>> Start SUPPLIED RECORDS

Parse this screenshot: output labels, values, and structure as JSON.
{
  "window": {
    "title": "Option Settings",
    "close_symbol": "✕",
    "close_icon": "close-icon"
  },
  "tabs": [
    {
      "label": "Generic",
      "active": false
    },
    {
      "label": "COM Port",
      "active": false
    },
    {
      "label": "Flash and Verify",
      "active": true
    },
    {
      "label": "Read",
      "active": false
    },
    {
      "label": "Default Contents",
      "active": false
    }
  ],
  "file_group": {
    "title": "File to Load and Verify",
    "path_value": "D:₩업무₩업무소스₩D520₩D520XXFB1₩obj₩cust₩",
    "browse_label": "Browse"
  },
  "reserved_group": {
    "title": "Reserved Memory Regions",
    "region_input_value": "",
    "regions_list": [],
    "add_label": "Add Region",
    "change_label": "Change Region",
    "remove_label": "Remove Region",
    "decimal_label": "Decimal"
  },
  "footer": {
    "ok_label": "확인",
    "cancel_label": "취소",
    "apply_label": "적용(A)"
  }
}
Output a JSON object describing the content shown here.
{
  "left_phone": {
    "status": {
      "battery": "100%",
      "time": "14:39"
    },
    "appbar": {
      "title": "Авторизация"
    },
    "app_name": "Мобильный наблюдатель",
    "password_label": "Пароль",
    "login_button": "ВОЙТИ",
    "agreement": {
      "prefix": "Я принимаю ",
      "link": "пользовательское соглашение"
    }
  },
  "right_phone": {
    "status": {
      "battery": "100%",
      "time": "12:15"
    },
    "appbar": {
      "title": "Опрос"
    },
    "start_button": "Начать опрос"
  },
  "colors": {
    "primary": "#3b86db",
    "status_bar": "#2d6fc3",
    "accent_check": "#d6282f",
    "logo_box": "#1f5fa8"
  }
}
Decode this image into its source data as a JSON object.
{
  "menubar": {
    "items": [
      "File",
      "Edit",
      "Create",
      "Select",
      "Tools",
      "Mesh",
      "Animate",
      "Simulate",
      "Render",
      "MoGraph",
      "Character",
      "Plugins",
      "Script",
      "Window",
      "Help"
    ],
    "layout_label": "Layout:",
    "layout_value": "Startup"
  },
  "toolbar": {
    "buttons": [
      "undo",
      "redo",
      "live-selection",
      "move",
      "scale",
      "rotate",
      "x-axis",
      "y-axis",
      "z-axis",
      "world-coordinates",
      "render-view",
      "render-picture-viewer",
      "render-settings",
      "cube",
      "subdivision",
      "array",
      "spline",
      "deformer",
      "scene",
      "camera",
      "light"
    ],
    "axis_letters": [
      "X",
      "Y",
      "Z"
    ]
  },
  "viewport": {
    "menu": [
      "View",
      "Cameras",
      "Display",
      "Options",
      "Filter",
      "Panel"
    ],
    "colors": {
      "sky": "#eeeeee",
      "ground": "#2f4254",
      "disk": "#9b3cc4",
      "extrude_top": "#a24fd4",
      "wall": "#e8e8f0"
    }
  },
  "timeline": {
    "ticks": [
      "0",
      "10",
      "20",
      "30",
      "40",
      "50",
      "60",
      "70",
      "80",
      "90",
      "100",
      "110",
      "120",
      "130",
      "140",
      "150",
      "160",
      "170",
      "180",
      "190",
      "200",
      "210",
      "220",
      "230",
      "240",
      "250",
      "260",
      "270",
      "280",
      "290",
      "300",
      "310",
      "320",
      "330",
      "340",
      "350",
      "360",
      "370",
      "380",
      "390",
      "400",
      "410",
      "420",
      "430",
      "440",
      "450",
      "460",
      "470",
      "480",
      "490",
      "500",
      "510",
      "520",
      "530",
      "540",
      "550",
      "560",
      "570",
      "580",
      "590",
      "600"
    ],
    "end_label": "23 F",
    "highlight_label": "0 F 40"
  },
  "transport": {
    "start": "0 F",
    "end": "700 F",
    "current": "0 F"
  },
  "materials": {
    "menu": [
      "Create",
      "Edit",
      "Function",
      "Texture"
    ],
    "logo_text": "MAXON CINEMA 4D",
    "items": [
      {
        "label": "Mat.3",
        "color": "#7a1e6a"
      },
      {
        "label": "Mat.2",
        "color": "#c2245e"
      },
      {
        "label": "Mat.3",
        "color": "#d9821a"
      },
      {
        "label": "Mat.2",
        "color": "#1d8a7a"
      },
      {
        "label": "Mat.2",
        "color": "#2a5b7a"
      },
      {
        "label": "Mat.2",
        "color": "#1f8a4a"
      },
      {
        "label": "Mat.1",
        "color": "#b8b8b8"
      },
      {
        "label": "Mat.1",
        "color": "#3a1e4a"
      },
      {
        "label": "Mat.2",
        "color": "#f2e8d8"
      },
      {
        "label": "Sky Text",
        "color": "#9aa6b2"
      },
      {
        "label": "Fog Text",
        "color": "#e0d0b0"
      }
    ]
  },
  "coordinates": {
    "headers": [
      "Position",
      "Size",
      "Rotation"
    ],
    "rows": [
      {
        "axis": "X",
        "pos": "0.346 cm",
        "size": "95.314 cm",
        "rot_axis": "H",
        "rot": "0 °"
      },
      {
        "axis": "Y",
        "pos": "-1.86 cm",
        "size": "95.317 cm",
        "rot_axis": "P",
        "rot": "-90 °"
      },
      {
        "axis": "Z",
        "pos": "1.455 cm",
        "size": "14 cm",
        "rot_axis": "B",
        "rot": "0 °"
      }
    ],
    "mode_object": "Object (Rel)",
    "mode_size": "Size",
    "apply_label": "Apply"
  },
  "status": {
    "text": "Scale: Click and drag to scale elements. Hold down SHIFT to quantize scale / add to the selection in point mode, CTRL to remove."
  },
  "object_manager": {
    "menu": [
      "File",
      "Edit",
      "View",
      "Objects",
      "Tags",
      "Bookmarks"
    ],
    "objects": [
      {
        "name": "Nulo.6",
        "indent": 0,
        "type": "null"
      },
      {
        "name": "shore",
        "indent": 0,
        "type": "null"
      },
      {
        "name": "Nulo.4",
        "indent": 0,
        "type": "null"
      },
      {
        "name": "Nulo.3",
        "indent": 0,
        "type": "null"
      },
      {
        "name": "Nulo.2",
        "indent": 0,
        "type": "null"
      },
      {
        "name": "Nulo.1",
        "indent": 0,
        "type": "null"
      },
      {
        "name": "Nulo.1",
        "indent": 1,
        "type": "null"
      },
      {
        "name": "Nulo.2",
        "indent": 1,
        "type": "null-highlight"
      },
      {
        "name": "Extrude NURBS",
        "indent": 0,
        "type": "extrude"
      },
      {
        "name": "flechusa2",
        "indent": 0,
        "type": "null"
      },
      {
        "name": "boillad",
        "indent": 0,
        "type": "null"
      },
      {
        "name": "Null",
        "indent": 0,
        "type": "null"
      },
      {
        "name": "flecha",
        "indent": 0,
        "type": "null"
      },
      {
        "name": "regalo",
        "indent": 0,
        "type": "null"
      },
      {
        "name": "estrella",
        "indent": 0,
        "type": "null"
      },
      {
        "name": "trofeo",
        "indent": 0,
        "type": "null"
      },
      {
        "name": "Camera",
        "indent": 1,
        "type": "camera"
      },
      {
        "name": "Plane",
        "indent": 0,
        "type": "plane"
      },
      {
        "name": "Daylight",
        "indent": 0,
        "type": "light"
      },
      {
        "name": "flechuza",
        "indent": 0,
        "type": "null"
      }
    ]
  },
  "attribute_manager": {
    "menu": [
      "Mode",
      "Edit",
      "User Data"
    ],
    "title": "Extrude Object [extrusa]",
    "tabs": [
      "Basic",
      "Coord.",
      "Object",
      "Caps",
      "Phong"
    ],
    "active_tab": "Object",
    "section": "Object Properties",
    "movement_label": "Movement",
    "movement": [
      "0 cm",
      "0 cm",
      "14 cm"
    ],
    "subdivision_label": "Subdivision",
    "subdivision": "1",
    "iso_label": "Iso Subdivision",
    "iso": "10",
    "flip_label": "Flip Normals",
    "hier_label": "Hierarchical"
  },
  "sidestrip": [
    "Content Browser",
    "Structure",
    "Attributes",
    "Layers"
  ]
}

>> End SUPPLIED RECORDS

• _TASK STATEMENT_:
Copy each line of the records containing the string "Nulo".

• _FULL OUTPUT_:
        "name": "Nulo.6",
        "name": "Nulo.4",
        "name": "Nulo.3",
        "name": "Nulo.2",
        "name": "Nulo.1",
        "name": "Nulo.1",
        "name": "Nulo.2",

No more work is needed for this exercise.